Written problem: Give the number of lines in the listing below that include the word "headers", with nothing more.

──────────────────────────────

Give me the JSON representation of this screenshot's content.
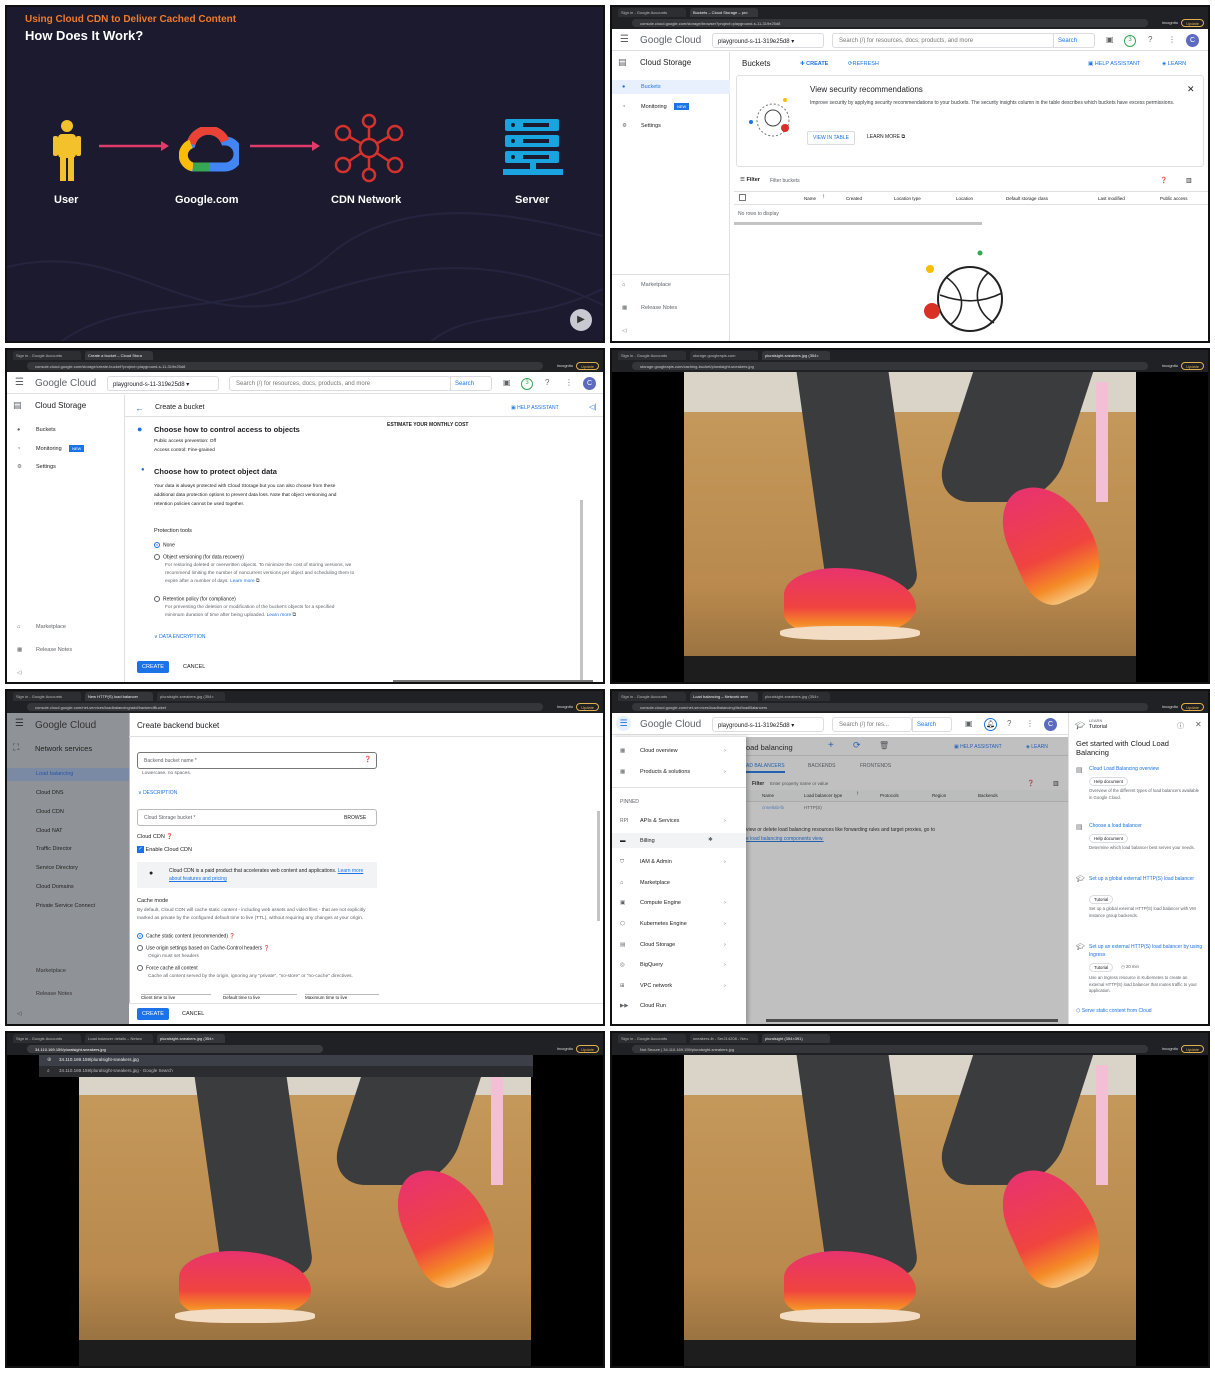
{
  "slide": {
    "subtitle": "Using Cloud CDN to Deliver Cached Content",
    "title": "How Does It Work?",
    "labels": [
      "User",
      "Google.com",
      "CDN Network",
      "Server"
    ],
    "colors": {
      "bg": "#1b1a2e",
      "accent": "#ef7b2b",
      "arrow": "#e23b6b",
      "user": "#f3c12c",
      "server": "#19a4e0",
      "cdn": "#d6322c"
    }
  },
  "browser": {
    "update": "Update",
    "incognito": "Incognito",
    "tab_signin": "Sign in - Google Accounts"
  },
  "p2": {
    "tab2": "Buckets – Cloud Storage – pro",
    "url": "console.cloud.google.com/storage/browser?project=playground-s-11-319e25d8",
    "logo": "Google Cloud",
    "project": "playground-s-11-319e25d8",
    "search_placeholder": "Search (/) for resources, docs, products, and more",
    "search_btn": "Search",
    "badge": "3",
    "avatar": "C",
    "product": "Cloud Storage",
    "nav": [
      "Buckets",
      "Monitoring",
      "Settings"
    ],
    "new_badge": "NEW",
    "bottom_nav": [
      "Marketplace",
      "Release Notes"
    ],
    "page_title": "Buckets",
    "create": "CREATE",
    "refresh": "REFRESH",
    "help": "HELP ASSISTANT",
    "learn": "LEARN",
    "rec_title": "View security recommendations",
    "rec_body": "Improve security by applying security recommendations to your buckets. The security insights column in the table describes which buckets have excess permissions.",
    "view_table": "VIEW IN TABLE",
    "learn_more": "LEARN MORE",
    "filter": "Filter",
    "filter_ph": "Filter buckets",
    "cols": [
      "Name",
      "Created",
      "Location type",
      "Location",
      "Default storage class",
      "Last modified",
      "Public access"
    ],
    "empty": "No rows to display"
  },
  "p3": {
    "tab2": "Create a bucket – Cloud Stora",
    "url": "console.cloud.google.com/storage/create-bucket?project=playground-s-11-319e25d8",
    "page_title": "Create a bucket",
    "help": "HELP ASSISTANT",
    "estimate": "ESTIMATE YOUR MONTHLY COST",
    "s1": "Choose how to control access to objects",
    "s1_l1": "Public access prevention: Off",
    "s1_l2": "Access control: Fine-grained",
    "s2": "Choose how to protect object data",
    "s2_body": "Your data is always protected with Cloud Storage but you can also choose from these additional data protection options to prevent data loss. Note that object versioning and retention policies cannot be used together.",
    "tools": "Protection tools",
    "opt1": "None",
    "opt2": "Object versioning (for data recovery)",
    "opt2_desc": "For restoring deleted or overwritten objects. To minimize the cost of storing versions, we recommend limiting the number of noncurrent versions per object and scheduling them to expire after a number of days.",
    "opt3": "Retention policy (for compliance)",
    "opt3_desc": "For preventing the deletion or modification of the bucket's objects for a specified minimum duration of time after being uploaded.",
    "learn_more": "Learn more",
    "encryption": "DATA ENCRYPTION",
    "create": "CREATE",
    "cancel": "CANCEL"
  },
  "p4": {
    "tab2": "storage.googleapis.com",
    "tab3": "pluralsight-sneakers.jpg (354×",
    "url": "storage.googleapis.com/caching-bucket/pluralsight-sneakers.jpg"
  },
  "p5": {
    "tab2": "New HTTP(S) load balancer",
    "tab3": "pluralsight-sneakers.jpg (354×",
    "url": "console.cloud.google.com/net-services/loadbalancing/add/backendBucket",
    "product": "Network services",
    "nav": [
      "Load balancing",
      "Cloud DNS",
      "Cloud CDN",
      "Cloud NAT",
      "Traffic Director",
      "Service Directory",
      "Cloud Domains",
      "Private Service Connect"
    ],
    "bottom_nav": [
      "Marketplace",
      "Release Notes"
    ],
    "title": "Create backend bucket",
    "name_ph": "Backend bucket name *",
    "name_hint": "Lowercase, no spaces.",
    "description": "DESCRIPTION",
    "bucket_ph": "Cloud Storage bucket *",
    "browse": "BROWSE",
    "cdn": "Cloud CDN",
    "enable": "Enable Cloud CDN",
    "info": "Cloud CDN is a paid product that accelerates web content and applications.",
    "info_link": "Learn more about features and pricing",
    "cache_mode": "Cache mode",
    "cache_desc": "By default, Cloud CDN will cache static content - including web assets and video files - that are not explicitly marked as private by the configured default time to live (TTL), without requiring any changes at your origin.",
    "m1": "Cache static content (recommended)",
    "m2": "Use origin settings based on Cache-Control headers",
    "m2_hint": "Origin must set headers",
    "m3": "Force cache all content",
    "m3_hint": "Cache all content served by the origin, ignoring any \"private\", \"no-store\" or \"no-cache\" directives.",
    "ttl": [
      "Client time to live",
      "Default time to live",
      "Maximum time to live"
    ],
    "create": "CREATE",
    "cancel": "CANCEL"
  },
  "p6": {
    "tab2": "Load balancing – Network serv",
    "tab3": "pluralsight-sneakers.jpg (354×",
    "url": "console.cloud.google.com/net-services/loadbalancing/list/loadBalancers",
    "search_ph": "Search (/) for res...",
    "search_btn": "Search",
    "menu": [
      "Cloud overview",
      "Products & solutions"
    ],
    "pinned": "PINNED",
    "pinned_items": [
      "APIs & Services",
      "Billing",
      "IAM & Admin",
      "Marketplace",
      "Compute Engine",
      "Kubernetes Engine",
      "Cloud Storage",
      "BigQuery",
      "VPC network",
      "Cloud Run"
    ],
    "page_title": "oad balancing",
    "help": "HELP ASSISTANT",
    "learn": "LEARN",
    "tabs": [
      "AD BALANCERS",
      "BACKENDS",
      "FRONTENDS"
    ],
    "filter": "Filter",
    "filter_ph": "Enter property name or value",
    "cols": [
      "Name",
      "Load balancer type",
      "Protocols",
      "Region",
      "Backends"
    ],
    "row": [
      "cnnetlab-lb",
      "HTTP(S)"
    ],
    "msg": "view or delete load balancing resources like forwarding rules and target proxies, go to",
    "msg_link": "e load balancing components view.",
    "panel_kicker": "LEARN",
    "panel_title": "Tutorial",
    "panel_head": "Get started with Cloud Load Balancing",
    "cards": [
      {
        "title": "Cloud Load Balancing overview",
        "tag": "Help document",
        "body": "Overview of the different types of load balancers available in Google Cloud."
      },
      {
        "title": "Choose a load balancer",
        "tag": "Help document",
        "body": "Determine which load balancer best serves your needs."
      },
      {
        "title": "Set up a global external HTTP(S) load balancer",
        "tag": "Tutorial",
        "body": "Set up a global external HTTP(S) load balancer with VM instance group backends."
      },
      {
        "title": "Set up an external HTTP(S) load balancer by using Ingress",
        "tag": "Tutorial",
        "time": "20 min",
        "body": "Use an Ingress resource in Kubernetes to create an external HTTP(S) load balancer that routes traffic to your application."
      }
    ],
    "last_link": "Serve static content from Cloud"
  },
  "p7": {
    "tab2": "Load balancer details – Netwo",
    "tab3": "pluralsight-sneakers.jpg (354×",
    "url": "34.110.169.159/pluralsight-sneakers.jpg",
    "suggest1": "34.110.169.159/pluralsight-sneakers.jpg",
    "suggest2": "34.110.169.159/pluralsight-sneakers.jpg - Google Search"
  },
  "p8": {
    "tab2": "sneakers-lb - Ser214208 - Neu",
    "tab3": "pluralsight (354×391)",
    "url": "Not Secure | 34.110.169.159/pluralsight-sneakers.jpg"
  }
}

──────────────────────────────

Task answer: 2